(What is required): Gather the lines below that include the string "المتحدة", copying each in full.

(Exercise inputs):
:::

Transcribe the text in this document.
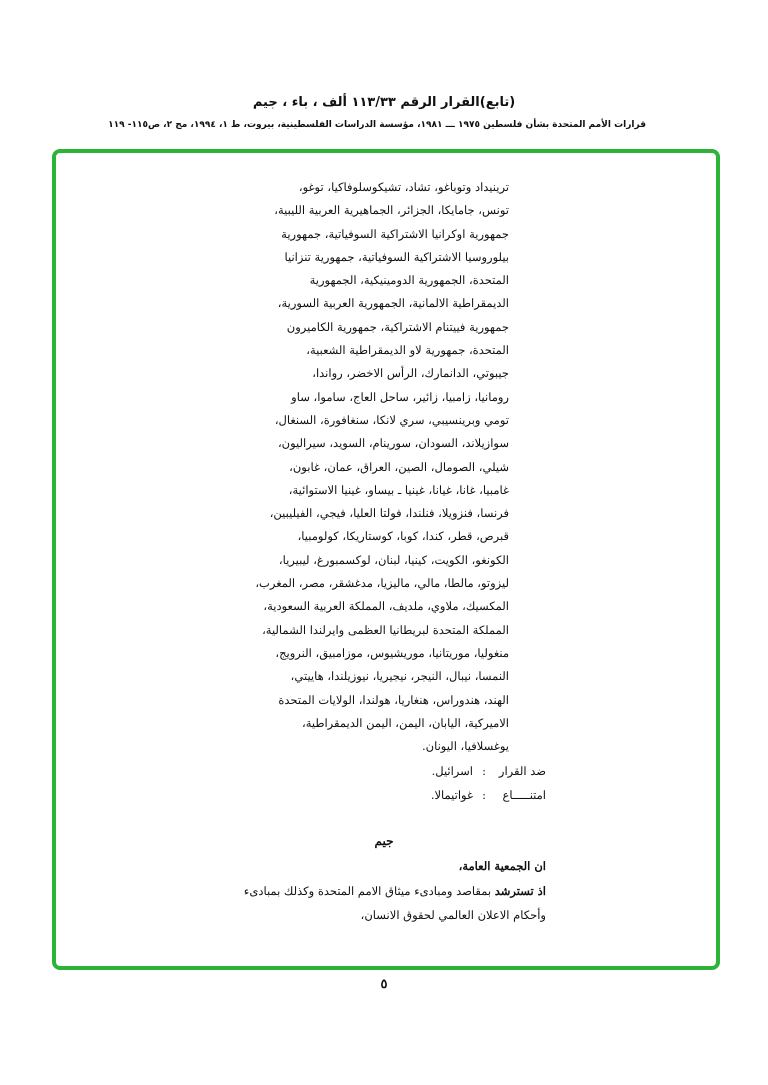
(تابع)القرار الرقم ١١٣/٣٣ ألف ، باء ، جيم
قرارات الأمم المتحدة بشأن فلسطين ١٩٧٥ ـــ ١٩٨١، مؤسسة الدراسات الفلسطينية، بيروت، ط ١، ١٩٩٤، مج ٢، ص١١٥- ١١٩
ترينيداد وتوباغو، تشاد، تشيكوسلوفاكيا، توغو،
تونس، جامايكا، الجزائر، الجماهيرية العربية الليبية،
جمهورية اوكرانيا الاشتراكية السوفياتية، جمهورية
بيلوروسيا الاشتراكية السوفياتية، جمهورية تنزانيا
المتحدة، الجمهورية الدومينيكية، الجمهورية
الديمقراطية الالمانية، الجمهورية العربية السورية،
جمهورية فييتنام الاشتراكية، جمهورية الكاميرون
المتحدة، جمهورية لاو الديمقراطية الشعبية،
جيبوتي، الدانمارك، الرأس الاخضر، رواندا،
رومانيا، زامبيا، زائير، ساحل العاج، ساموا، ساو
تومي وبرينسيبي، سري لانكا، سنغافورة، السنغال،
سوازيلاند، السودان، سورينام، السويد، سيراليون،
شيلي، الصومال، الصين، العراق، عمان، غابون،
غامبيا، غانا، غيانا، غينيا ـ بيساو، غينيا الاستوائية،
فرنسا، فنزويلا، فنلندا، فولتا العليا، فيجي، الفيليبين،
قبرص، قطر، كندا، كوبا، كوستاريكا، كولومبيا،
الكونغو، الكويت، كينيا، لبنان، لوكسمبورغ، ليبيريا،
ليزوتو، مالطا، مالي، ماليزيا، مدغشقر، مصر، المغرب،
المكسيك، ملاوي، ملديف، المملكة العربية السعودية،
المملكة المتحدة لبريطانيا العظمى وايرلندا الشمالية،
منغوليا، موريتانيا، موريشيوس، موزامبيق، النرويج،
النمسا، نيبال، النيجر، نيجيريا، نيوزيلندا، هاييتي،
الهند، هندوراس، هنغاريا، هولندا، الولايات المتحدة
الاميركية، اليابان، اليمن، اليمن الديمقراطية،
يوغسلافيا، اليونان.
ضد القرار
:
اسرائيل.
امتنـــــاع
:
غواتيمالا.
جيم
ان الجمعية العامة،
اذ تسترشد بمقاصد ومبادىء ميثاق الامم المتحدة وكذلك بمبادىء
وأحكام الاعلان العالمي لحقوق الانسان،
٥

:::

(Output for this task):
قرارات الأمم المتحدة بشأن فلسطين ١٩٧٥ ـــ ١٩٨١، مؤسسة الدراسات الفلسطينية، بيروت، ط ١، ١٩٩٤، مج ٢، ص١١٥- ١١٩
المتحدة، الجمهورية الدومينيكية، الجمهورية
المتحدة، جمهورية لاو الديمقراطية الشعبية،
المملكة المتحدة لبريطانيا العظمى وايرلندا الشمالية،
الهند، هندوراس، هنغاريا، هولندا، الولايات المتحدة
اذ تسترشد بمقاصد ومبادىء ميثاق الامم المتحدة وكذلك بمبادىء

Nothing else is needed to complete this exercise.